» **Aim of the task**
Copy the data below exactly, omitting any picture it contains.

··· Provided information

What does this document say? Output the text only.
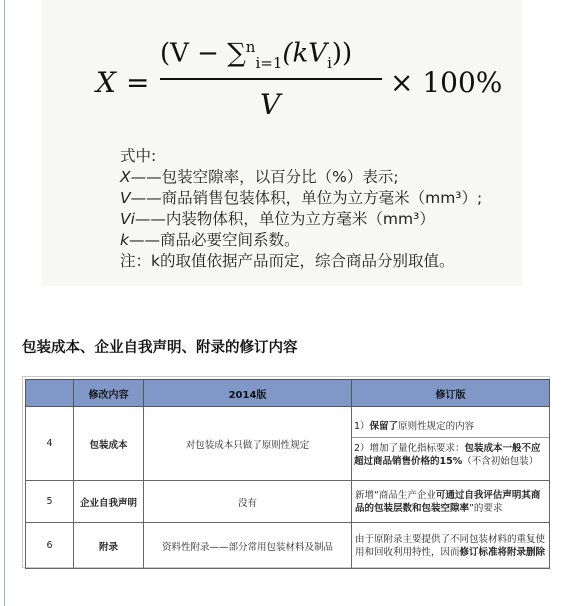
X =
$(V - \sum^n_{i=1}(kV_i))$
V
× 100%
式中:
X——包装空隙率，以百分比（%）表示;
V——商品销售包装体积，单位为立方毫米（mm³）;
Vi——内装物体积，单位为立方毫米（mm³）
k——商品必要空间系数。
注：k的取值依据产品而定，综合商品分别取值。
包装成本、企业自我声明、附录的修订内容
	修改内容	2014版	修订版
4	包装成本	对包装成本只做了原则性规定	1）保留了原则性规定的内容
2）增加了量化指标要求：包装成本一般不应超过商品销售价格的15%（不含初始包装）

5	企业自我声明	没有	新增“商品生产企业可通过自我评估声明其商品的包装层数和包装空隙率”的要求
6	附录	资料性附录——部分常用包装材料及制品	由于原附录主要提供了不同包装材料的重复使用和回收利用特性，因而修订标准将附录删除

······

» **Answer to this problem**
What does this document say? Output the text only.
X =
$(V - \sum^n_{i=1}(kV_i))$
V
× 100%
式中:
X——包装空隙率，以百分比（%）表示;
V——商品销售包装体积，单位为立方毫米（mm³）;
Vi——内装物体积，单位为立方毫米（mm³）
k——商品必要空间系数。
注：k的取值依据产品而定，综合商品分别取值。
包装成本、企业自我声明、附录的修订内容
	修改内容	2014版	修订版
4	包装成本	对包装成本只做了原则性规定	1）保留了原则性规定的内容
2）增加了量化指标要求：包装成本一般不应超过商品销售价格的15%（不含初始包装）

5	企业自我声明	没有	新增“商品生产企业可通过自我评估声明其商品的包装层数和包装空隙率”的要求
6	附录	资料性附录——部分常用包装材料及制品	由于原附录主要提供了不同包装材料的重复使用和回收利用特性，因而修订标准将附录删除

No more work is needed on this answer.